* **Records excerpted from a collection**:
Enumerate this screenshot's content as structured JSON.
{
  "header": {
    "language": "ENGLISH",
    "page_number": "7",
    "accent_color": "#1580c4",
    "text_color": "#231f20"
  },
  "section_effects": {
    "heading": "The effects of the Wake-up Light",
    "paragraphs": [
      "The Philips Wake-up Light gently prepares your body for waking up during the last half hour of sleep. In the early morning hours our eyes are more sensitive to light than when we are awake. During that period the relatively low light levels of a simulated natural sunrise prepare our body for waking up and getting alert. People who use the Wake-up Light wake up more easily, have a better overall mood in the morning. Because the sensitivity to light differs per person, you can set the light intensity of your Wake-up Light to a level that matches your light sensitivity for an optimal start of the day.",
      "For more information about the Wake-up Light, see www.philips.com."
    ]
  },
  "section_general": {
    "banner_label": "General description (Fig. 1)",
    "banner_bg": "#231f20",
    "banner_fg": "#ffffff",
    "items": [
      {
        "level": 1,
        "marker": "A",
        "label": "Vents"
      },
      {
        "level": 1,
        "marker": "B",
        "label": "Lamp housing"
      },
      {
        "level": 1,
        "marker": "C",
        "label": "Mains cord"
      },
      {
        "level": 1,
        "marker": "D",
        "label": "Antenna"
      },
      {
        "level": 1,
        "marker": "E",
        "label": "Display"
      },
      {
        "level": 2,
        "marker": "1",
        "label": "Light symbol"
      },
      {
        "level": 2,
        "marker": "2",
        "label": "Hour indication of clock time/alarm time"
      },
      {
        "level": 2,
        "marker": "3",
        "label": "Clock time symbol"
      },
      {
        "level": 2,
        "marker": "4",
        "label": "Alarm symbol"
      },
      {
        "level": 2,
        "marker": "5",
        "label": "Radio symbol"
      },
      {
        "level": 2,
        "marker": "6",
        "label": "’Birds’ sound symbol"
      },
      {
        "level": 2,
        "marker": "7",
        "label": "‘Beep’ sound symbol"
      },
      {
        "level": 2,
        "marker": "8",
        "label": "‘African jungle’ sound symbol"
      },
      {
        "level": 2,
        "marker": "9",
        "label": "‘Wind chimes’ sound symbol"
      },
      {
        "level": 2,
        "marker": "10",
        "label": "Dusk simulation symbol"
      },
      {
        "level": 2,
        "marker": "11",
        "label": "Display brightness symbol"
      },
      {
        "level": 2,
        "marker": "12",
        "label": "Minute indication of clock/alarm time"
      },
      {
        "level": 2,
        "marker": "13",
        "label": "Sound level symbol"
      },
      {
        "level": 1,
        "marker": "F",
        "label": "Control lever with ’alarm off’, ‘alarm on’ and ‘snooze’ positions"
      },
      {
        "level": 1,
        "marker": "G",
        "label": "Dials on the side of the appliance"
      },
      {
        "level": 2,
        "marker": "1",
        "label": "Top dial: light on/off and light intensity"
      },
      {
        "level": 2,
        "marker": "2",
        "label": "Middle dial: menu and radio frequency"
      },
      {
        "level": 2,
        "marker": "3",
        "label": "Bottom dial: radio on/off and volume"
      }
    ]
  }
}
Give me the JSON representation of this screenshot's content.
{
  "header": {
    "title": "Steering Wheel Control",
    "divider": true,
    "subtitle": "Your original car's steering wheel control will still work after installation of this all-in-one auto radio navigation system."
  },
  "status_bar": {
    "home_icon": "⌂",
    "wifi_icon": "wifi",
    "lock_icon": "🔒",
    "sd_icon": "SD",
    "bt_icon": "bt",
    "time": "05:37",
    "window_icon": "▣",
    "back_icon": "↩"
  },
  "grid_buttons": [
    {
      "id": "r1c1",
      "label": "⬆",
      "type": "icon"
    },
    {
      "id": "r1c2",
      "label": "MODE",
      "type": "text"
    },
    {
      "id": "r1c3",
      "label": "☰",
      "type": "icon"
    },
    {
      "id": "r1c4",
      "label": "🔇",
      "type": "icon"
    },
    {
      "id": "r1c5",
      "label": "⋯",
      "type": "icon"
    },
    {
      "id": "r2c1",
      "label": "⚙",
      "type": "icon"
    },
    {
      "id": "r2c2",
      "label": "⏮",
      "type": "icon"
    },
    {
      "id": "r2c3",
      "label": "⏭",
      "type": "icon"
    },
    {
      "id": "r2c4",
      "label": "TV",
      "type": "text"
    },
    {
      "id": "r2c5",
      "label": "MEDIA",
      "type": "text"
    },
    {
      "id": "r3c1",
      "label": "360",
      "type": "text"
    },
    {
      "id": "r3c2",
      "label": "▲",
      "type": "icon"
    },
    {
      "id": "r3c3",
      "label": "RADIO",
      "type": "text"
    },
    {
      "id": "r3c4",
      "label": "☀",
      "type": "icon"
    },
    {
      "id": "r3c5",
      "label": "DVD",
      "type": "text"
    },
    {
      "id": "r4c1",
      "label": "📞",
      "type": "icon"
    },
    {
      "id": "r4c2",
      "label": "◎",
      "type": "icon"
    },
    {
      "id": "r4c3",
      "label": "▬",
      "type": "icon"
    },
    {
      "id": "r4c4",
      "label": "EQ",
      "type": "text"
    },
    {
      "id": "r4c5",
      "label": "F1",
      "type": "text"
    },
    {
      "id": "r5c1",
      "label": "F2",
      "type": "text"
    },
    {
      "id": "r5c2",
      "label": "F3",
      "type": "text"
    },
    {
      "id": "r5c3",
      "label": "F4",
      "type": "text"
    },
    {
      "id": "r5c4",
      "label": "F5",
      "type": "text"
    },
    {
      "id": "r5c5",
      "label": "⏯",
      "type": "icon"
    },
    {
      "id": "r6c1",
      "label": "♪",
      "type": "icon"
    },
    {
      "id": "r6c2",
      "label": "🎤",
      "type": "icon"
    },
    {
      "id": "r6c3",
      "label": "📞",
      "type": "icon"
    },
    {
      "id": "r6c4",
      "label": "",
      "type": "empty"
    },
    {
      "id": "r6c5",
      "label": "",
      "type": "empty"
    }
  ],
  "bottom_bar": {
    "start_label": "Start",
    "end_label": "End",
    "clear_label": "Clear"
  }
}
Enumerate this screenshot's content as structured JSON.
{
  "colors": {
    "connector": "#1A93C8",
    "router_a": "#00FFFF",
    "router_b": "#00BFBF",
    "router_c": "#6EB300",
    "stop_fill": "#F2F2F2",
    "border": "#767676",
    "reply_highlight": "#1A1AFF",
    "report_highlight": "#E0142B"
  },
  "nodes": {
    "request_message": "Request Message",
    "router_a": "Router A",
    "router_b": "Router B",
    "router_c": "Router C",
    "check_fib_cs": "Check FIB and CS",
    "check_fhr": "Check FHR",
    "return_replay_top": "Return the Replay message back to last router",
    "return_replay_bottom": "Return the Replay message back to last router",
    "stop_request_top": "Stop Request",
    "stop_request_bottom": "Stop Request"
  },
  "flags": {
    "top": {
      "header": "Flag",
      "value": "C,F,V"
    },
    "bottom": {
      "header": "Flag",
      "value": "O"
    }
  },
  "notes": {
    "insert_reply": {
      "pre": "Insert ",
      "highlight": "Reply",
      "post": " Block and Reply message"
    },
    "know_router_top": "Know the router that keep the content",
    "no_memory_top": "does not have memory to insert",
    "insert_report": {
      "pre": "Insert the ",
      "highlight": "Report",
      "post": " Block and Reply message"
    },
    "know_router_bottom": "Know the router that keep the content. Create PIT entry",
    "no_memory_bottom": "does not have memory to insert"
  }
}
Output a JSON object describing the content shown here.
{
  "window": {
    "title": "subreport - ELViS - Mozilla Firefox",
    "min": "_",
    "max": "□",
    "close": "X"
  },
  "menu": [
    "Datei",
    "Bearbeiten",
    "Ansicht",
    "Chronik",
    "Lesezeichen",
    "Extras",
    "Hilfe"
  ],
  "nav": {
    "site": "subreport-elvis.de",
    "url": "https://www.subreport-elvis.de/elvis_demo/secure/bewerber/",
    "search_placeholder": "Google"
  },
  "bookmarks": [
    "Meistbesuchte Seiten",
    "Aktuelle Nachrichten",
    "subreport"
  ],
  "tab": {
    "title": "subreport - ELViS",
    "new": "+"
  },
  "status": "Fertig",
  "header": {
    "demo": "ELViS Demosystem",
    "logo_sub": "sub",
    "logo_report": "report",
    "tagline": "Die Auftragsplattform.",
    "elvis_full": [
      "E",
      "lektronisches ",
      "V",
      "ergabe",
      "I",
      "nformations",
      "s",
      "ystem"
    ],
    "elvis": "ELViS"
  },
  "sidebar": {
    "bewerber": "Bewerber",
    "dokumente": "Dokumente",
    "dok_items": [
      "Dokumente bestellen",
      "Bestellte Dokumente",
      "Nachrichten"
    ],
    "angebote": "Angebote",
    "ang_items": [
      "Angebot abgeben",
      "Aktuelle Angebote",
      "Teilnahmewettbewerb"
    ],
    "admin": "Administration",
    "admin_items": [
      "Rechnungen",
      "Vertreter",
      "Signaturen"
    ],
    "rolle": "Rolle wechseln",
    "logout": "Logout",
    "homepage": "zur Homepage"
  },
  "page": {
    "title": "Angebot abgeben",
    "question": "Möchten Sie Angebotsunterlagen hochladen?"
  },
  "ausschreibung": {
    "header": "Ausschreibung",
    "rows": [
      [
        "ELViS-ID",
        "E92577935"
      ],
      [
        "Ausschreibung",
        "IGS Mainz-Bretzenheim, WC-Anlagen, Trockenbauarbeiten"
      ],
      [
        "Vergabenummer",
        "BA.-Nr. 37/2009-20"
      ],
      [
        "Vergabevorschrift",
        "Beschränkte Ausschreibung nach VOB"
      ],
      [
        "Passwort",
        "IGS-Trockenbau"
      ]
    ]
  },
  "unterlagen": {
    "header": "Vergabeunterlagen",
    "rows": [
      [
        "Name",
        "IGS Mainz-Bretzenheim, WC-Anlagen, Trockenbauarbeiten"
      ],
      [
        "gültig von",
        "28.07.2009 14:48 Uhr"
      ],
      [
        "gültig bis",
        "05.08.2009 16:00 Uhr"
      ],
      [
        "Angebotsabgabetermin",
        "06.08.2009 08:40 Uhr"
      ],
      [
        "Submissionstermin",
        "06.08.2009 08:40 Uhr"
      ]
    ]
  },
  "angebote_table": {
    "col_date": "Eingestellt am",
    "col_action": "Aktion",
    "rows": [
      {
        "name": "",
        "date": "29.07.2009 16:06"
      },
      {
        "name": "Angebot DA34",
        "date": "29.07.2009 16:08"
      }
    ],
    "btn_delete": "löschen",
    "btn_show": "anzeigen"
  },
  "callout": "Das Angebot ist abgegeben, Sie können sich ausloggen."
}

* **Prompt**: Copy all lines from the material that include "indication".

* **Solution for this exercise**:
        "label": "Hour indication of clock time/alarm time"
        "label": "Minute indication of clock/alarm time"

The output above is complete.